• [Directions]
Restate each line of the listing exactly, without carrying over any pictures.

• [Dataset records]

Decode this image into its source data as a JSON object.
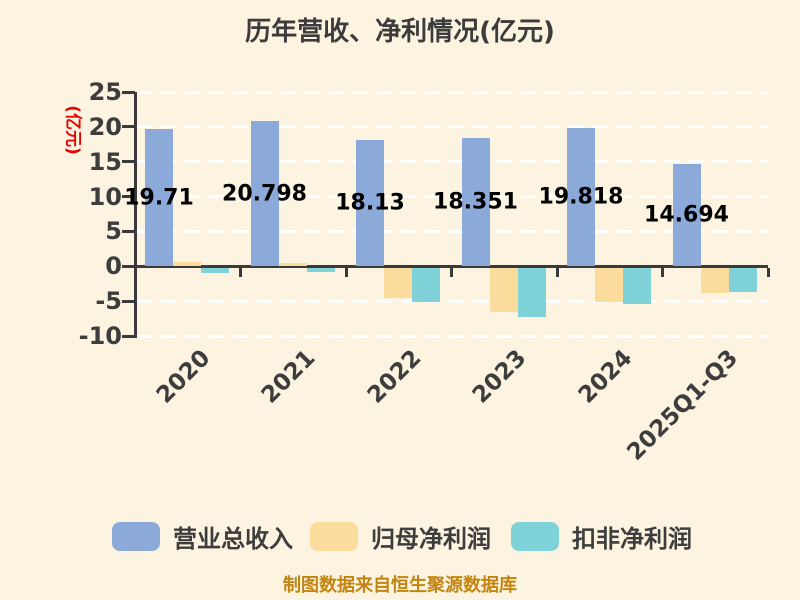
{
  "page": {
    "background": "#fcf3e0"
  },
  "chart_data": {
    "type": "bar",
    "title": "历年营收、净利情况(亿元)",
    "ylabel": "(亿元)",
    "caption": "制图数据来自恒生聚源数据库",
    "categories": [
      "2020",
      "2021",
      "2022",
      "2023",
      "2024",
      "2025Q1-Q3"
    ],
    "series": [
      {
        "name": "营业总收入",
        "color": "#8caad9",
        "values": [
          19.71,
          20.798,
          18.13,
          18.351,
          19.818,
          14.694
        ],
        "value_labels": [
          "19.71",
          "20.798",
          "18.13",
          "18.351",
          "19.818",
          "14.694"
        ]
      },
      {
        "name": "归母净利润",
        "color": "#fbdc9d",
        "values": [
          0.6,
          0.5,
          -4.4,
          -6.4,
          -4.85,
          -3.55
        ]
      },
      {
        "name": "扣非净利润",
        "color": "#7fd3d8",
        "values": [
          -0.75,
          -0.65,
          -4.85,
          -7.0,
          -5.25,
          -3.5
        ]
      }
    ],
    "yticks": [
      25,
      20,
      15,
      10,
      5,
      0,
      -5,
      -10
    ],
    "ylim": [
      -10,
      25
    ],
    "grid": "horizontal-white-dashed",
    "legend_position": "bottom",
    "colors": {
      "axis": "#3a3a3a",
      "tick_label": "#3d3d3d",
      "data_label": "#000000",
      "ylabel": "#e10600",
      "caption": "#c28511",
      "grid": "#ffffff",
      "background": "#fcf3e0"
    }
  }
}
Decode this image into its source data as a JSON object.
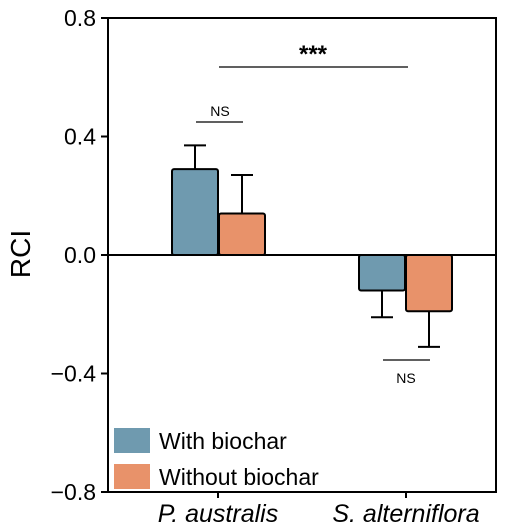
{
  "chart_data": {
    "type": "bar",
    "categories": [
      "P. australis",
      "S. alterniflora"
    ],
    "series": [
      {
        "name": "With biochar",
        "values": [
          0.29,
          -0.12
        ],
        "errors": [
          0.08,
          0.09
        ],
        "color": "#6f9aaf"
      },
      {
        "name": "Without biochar",
        "values": [
          0.14,
          -0.19
        ],
        "errors": [
          0.13,
          0.12
        ],
        "color": "#e8926a"
      }
    ],
    "ylabel": "RCI",
    "ylim": [
      -0.8,
      0.8
    ],
    "yticks": [
      "0.8",
      "0.4",
      "0.0",
      "−0.4",
      "−0.8"
    ],
    "ytick_values": [
      0.8,
      0.4,
      0.0,
      -0.4,
      -0.8
    ],
    "grid": false,
    "legend_position": "bottom-left",
    "annotations": {
      "within_group_1": "NS",
      "within_group_2": "NS",
      "between_groups": "***"
    }
  }
}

• [Written reply]
Decode this image into its source data as a JSON object.
{
  "page": {
    "background": "#fcf3e0"
  },
  "chart_data": {
    "type": "bar",
    "title": "历年营收、净利情况(亿元)",
    "ylabel": "(亿元)",
    "caption": "制图数据来自恒生聚源数据库",
    "categories": [
      "2020",
      "2021",
      "2022",
      "2023",
      "2024",
      "2025Q1-Q3"
    ],
    "series": [
      {
        "name": "营业总收入",
        "color": "#8caad9",
        "values": [
          19.71,
          20.798,
          18.13,
          18.351,
          19.818,
          14.694
        ],
        "value_labels": [
          "19.71",
          "20.798",
          "18.13",
          "18.351",
          "19.818",
          "14.694"
        ]
      },
      {
        "name": "归母净利润",
        "color": "#fbdc9d",
        "values": [
          0.6,
          0.5,
          -4.4,
          -6.4,
          -4.85,
          -3.55
        ]
      },
      {
        "name": "扣非净利润",
        "color": "#7fd3d8",
        "values": [
          -0.75,
          -0.65,
          -4.85,
          -7.0,
          -5.25,
          -3.5
        ]
      }
    ],
    "yticks": [
      25,
      20,
      15,
      10,
      5,
      0,
      -5,
      -10
    ],
    "ylim": [
      -10,
      25
    ],
    "grid": "horizontal-white-dashed",
    "legend_position": "bottom",
    "colors": {
      "axis": "#3a3a3a",
      "tick_label": "#3d3d3d",
      "data_label": "#000000",
      "ylabel": "#e10600",
      "caption": "#c28511",
      "grid": "#ffffff",
      "background": "#fcf3e0"
    }
  }
}
Decode this image into its source data as a JSON object.
{
  "chart_data": {
    "type": "bar",
    "categories": [
      "P. australis",
      "S. alterniflora"
    ],
    "series": [
      {
        "name": "With biochar",
        "values": [
          0.29,
          -0.12
        ],
        "errors": [
          0.08,
          0.09
        ],
        "color": "#6f9aaf"
      },
      {
        "name": "Without biochar",
        "values": [
          0.14,
          -0.19
        ],
        "errors": [
          0.13,
          0.12
        ],
        "color": "#e8926a"
      }
    ],
    "ylabel": "RCI",
    "ylim": [
      -0.8,
      0.8
    ],
    "yticks": [
      "0.8",
      "0.4",
      "0.0",
      "−0.4",
      "−0.8"
    ],
    "ytick_values": [
      0.8,
      0.4,
      0.0,
      -0.4,
      -0.8
    ],
    "grid": false,
    "legend_position": "bottom-left",
    "annotations": {
      "within_group_1": "NS",
      "within_group_2": "NS",
      "between_groups": "***"
    }
  }
}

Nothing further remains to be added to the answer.